ENTRIES PROVIDED

((

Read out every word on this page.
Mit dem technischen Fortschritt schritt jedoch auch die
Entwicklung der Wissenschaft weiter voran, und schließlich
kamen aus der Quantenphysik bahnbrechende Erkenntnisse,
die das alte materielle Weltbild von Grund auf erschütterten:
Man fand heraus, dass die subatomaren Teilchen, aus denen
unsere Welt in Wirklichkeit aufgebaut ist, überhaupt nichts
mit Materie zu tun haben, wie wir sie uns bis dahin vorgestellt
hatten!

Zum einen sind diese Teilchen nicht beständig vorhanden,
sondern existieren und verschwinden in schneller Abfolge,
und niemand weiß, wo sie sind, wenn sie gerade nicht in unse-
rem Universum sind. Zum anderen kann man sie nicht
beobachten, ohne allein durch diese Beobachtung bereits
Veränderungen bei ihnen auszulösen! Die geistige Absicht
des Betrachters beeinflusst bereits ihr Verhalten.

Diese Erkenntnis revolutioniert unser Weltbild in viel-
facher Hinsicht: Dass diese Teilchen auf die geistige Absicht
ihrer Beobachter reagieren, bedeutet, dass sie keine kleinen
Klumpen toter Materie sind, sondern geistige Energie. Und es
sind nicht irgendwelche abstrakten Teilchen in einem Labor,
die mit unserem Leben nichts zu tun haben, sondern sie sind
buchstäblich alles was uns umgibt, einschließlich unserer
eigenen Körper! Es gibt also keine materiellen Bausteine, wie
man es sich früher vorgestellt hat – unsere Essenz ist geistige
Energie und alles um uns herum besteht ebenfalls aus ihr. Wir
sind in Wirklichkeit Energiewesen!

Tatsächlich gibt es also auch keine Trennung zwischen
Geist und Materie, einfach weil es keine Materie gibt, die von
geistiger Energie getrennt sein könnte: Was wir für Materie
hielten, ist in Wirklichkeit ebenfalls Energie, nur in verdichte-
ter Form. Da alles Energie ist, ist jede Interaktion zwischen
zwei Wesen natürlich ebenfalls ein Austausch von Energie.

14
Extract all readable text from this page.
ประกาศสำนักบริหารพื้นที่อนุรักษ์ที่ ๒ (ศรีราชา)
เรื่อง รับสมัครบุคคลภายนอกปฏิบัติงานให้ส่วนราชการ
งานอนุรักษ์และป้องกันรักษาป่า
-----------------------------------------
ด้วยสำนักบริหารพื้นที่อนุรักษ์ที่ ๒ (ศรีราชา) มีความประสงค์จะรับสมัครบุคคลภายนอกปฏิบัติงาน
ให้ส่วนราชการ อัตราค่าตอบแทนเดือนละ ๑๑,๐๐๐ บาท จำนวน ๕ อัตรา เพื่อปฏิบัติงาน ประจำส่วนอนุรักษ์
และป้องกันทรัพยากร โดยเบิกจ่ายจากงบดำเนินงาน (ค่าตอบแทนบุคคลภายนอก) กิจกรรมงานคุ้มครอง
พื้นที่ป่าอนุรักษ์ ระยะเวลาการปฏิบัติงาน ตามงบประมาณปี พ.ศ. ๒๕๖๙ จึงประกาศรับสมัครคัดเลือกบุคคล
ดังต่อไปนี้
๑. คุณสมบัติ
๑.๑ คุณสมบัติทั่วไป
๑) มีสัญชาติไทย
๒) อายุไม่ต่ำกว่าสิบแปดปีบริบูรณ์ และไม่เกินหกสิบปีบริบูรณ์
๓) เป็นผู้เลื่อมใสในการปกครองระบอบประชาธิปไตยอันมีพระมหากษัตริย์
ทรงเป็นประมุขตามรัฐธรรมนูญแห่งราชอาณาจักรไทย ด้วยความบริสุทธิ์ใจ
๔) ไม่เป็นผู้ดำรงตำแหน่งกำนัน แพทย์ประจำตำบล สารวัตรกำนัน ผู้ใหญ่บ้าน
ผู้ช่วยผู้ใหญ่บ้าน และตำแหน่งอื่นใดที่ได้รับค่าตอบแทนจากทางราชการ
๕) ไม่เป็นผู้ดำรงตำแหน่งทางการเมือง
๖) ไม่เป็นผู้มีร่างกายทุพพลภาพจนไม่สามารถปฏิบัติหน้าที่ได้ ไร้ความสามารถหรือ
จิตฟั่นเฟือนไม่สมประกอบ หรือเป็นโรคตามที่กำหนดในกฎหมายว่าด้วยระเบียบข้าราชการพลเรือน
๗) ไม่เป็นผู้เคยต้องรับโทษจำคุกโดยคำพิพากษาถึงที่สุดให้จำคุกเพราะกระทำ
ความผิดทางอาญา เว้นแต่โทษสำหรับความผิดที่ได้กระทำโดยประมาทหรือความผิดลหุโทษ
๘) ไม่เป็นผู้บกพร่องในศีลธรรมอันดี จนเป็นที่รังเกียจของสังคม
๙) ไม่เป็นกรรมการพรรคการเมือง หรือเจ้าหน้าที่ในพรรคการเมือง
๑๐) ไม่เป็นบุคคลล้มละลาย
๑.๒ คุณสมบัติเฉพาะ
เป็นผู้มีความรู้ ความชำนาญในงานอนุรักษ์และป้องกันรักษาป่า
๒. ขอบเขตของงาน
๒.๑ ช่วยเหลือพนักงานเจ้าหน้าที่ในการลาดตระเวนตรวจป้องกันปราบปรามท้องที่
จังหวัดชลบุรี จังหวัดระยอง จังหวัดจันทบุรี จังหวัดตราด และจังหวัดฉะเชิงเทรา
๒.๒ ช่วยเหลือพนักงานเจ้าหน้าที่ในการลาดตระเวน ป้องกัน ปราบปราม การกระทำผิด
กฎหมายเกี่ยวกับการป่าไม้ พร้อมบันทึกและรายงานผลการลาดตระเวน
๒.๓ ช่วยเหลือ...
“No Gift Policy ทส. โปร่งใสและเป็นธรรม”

))

WHAT TO DO
Exactly and exclusively, repeat the lines from the line that contains "Extract all readable text from this page." through the end of the records, both ends included.

WRITTEN RESPONSE
Extract all readable text from this page.
ประกาศสำนักบริหารพื้นที่อนุรักษ์ที่ ๒ (ศรีราชา)
เรื่อง รับสมัครบุคคลภายนอกปฏิบัติงานให้ส่วนราชการ
งานอนุรักษ์และป้องกันรักษาป่า
-----------------------------------------
ด้วยสำนักบริหารพื้นที่อนุรักษ์ที่ ๒ (ศรีราชา) มีความประสงค์จะรับสมัครบุคคลภายนอกปฏิบัติงาน
ให้ส่วนราชการ อัตราค่าตอบแทนเดือนละ ๑๑,๐๐๐ บาท จำนวน ๕ อัตรา เพื่อปฏิบัติงาน ประจำส่วนอนุรักษ์
และป้องกันทรัพยากร โดยเบิกจ่ายจากงบดำเนินงาน (ค่าตอบแทนบุคคลภายนอก) กิจกรรมงานคุ้มครอง
พื้นที่ป่าอนุรักษ์ ระยะเวลาการปฏิบัติงาน ตามงบประมาณปี พ.ศ. ๒๕๖๙ จึงประกาศรับสมัครคัดเลือกบุคคล
ดังต่อไปนี้
๑. คุณสมบัติ
๑.๑ คุณสมบัติทั่วไป
๑) มีสัญชาติไทย
๒) อายุไม่ต่ำกว่าสิบแปดปีบริบูรณ์ และไม่เกินหกสิบปีบริบูรณ์
๓) เป็นผู้เลื่อมใสในการปกครองระบอบประชาธิปไตยอันมีพระมหากษัตริย์
ทรงเป็นประมุขตามรัฐธรรมนูญแห่งราชอาณาจักรไทย ด้วยความบริสุทธิ์ใจ
๔) ไม่เป็นผู้ดำรงตำแหน่งกำนัน แพทย์ประจำตำบล สารวัตรกำนัน ผู้ใหญ่บ้าน
ผู้ช่วยผู้ใหญ่บ้าน และตำแหน่งอื่นใดที่ได้รับค่าตอบแทนจากทางราชการ
๕) ไม่เป็นผู้ดำรงตำแหน่งทางการเมือง
๖) ไม่เป็นผู้มีร่างกายทุพพลภาพจนไม่สามารถปฏิบัติหน้าที่ได้ ไร้ความสามารถหรือ
จิตฟั่นเฟือนไม่สมประกอบ หรือเป็นโรคตามที่กำหนดในกฎหมายว่าด้วยระเบียบข้าราชการพลเรือน
๗) ไม่เป็นผู้เคยต้องรับโทษจำคุกโดยคำพิพากษาถึงที่สุดให้จำคุกเพราะกระทำ
ความผิดทางอาญา เว้นแต่โทษสำหรับความผิดที่ได้กระทำโดยประมาทหรือความผิดลหุโทษ
๘) ไม่เป็นผู้บกพร่องในศีลธรรมอันดี จนเป็นที่รังเกียจของสังคม
๙) ไม่เป็นกรรมการพรรคการเมือง หรือเจ้าหน้าที่ในพรรคการเมือง
๑๐) ไม่เป็นบุคคลล้มละลาย
๑.๒ คุณสมบัติเฉพาะ
เป็นผู้มีความรู้ ความชำนาญในงานอนุรักษ์และป้องกันรักษาป่า
๒. ขอบเขตของงาน
๒.๑ ช่วยเหลือพนักงานเจ้าหน้าที่ในการลาดตระเวนตรวจป้องกันปราบปรามท้องที่
จังหวัดชลบุรี จังหวัดระยอง จังหวัดจันทบุรี จังหวัดตราด และจังหวัดฉะเชิงเทรา
๒.๒ ช่วยเหลือพนักงานเจ้าหน้าที่ในการลาดตระเวน ป้องกัน ปราบปราม การกระทำผิด
กฎหมายเกี่ยวกับการป่าไม้ พร้อมบันทึกและรายงานผลการลาดตระเวน
๒.๓ ช่วยเหลือ...
“No Gift Policy ทส. โปร่งใสและเป็นธรรม”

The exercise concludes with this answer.